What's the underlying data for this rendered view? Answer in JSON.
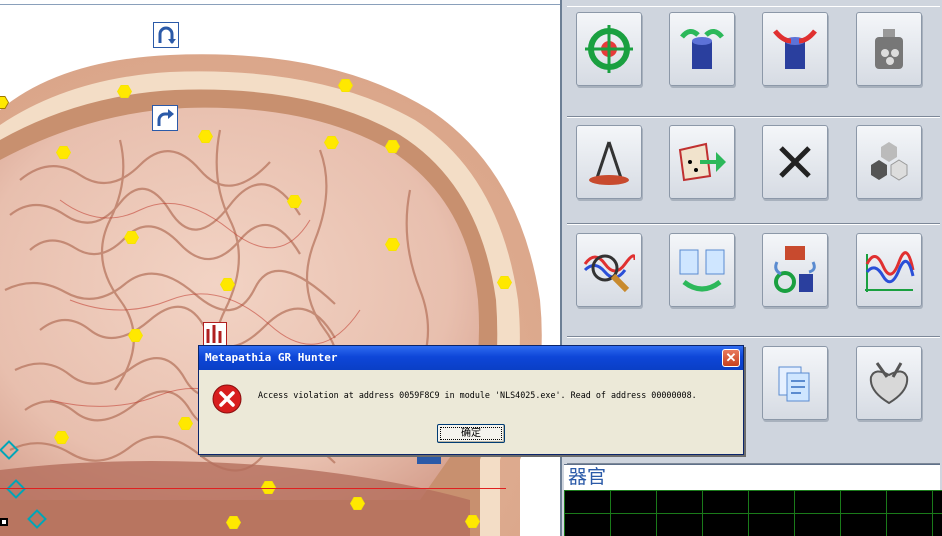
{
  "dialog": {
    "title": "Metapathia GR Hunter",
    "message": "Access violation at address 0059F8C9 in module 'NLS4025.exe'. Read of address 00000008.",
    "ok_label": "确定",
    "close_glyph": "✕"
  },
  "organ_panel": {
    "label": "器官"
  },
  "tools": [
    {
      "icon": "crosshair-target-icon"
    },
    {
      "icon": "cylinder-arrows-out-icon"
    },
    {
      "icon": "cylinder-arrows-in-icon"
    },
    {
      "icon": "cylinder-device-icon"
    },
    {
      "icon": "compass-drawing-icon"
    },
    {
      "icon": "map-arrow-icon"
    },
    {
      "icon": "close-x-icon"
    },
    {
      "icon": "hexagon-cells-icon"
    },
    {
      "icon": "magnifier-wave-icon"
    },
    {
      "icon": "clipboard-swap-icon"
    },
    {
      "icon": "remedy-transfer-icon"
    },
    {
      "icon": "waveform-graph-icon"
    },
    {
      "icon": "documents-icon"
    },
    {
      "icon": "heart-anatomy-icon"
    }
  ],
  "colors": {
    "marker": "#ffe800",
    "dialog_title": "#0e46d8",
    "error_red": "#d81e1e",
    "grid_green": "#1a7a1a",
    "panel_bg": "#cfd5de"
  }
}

*****

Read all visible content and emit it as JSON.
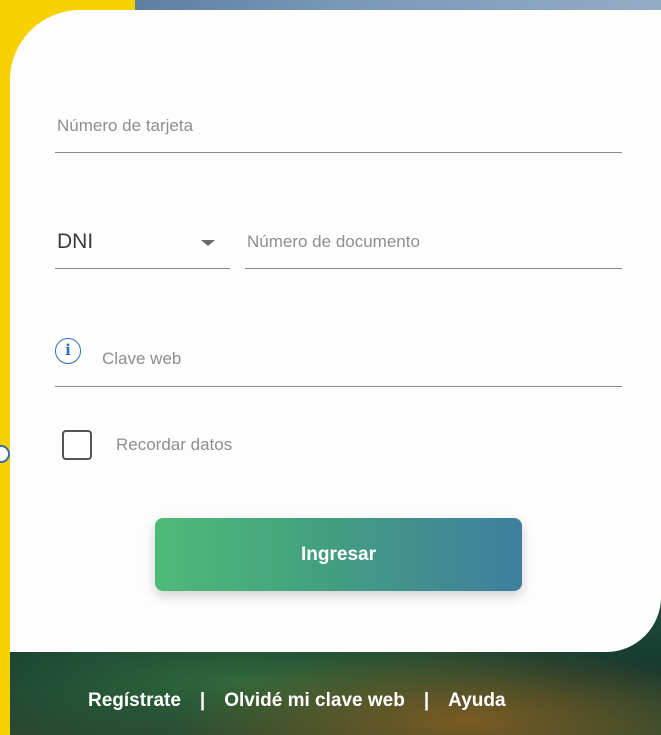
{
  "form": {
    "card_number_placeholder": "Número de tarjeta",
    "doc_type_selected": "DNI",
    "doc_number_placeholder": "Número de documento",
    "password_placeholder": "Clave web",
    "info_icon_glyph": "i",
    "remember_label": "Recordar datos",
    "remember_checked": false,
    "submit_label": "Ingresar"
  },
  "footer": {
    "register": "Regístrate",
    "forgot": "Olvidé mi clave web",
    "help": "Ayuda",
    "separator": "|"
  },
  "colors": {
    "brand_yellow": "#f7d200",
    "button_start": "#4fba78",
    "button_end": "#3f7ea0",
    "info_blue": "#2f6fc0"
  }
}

*****

_Instructions for the task_
Report only the number of lines that hold the word "Read".

_Output below_
2